TEXT SHOWN Start Marker

Cracking Open the Brain’s Black Box

Eliezer Sternberg
Eliezer Sternberg

Pop quiz: How many animals of each kind did Moses take on the ark?

If you answered “two,” go back and re-read the question. The correct answer is “none.” Noah, not Moses, built the ark.

In his book “NeuroLogic: The Brain’s Hidden Rationale Behind Our Irrational Behavior,” Eliezer Sternberg ’09 explains why you probably got the answer wrong. The unconscious part of your brain operates on automatic pilot, striving to read a sentence as quickly as possible, using deeply ingrained habits that come with lifelong literacy. But efficiency in this case trumps accuracy. It takes the activation of the neurons in the conscious part of the brain to slow you down for a closer look.

“NeuroLogic” is Sternberg’s third book in six years, all of them about the brain. Currently a neurology resident at Yale-New Haven Hospital, he wrote his first book, “Are You a Machine,” while in high school in Buffalo, New York. In medical school at Tufts, he wrote his second, “My Brain Made Me Do It,” about the impact of neurology’s increasingly mechanistic view of human behavior on free will and moral responsibility. (“I wrote it in small bits of time, an hour here, an hour there,” he says.)

Now, “NeuroLogic” aims at “cracking open the black box of the brain and peering at its inner workings,” Sternberg writes in the introduction. Using examples from patients and research studies, he answers such questions as why people believe in alien abductions, why yawning is contagious and whether someone can be hypnotized to commit murder.

His work falls squarely within the tradition set by the late British neurologist Oliver Sacks, who used science and medicine to illuminate our common humanity. Sternberg says he wants to translate medicine’s technical jargon into everyday language anyone can understand. “While fascinating, current research is incomprehensible even to doctors outside a particular field,” he says. “There’s so much golden information on the brain that’s not being disseminated.”

As a kid, Sternberg relentlessly asked his parents, “But why?” At Brandeis, he majored in philosophy and neuroscience, and learned “the discipline of asking good questions and making very logical arguments,” he says.

TEXT SHOWN End Marker

# ACTIVITY
Reproduce the passage from the profile of Eliezer Sternberg word for word, starting at "Pop quiz: How" and ending at "a closer look.".

RECORDED INFORMATION Start Marker

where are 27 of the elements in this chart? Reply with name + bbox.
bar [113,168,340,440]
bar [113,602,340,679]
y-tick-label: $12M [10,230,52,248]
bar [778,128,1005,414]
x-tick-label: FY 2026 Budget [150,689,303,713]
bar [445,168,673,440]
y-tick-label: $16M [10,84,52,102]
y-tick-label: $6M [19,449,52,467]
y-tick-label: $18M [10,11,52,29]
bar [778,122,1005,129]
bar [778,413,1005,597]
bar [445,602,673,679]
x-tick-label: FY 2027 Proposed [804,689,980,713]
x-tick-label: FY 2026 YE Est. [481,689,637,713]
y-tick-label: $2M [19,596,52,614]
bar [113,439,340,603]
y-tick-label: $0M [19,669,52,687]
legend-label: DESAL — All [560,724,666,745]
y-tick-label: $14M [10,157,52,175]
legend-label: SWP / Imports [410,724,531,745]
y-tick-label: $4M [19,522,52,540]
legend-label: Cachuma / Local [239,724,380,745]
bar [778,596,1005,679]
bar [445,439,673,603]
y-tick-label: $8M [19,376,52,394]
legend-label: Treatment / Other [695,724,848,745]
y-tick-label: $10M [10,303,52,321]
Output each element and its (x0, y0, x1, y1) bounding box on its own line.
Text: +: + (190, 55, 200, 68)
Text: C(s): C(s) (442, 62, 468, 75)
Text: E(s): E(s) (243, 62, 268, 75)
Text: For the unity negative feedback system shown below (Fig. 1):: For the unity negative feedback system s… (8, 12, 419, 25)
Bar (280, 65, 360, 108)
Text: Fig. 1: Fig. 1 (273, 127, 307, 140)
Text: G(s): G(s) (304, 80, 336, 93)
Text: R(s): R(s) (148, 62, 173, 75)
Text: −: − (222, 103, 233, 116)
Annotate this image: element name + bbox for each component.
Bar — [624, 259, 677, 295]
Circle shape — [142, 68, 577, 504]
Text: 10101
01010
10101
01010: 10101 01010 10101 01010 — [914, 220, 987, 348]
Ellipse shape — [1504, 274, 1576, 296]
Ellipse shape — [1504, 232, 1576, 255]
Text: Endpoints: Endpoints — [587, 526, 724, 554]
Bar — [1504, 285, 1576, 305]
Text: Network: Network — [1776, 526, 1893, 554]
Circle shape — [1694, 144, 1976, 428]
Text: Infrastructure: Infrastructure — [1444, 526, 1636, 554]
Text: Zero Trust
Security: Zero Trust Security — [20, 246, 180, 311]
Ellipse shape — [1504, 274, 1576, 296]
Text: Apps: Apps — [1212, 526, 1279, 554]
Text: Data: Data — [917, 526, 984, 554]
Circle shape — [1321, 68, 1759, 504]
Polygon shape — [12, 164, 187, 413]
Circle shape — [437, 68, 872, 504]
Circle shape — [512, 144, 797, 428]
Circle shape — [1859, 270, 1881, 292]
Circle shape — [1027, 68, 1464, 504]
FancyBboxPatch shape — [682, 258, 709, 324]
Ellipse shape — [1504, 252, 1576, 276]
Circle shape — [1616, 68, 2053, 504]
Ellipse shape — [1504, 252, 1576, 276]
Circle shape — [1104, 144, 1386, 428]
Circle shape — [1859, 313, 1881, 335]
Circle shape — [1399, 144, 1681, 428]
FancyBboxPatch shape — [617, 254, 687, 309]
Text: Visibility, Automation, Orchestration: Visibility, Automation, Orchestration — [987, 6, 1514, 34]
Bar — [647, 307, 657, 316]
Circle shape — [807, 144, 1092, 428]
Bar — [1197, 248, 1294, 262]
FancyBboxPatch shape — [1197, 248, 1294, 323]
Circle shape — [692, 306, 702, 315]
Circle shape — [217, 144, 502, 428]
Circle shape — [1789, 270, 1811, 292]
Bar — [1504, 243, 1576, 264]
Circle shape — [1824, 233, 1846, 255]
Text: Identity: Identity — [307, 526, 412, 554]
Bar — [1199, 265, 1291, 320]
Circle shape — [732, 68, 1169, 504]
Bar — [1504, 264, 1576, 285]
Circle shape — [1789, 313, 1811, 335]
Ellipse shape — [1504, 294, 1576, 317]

RECORDED INFORMATION End Marker

# PROBLEM SOLUTION
Pop quiz: How many animals of each kind did Moses take on the ark?

If you answered “two,” go back and re-read the question. The correct answer is “none.” Noah, not Moses, built the ark.

In his book “NeuroLogic: The Brain’s Hidden Rationale Behind Our Irrational Behavior,” Eliezer Sternberg ’09 explains why you probably got the answer wrong. The unconscious part of your brain operates on automatic pilot, striving to read a sentence as quickly as possible, using deeply ingrained habits that come with lifelong literacy. But efficiency in this case trumps accuracy. It takes the activation of the neurons in the conscious part of the brain to slow you down for a closer look.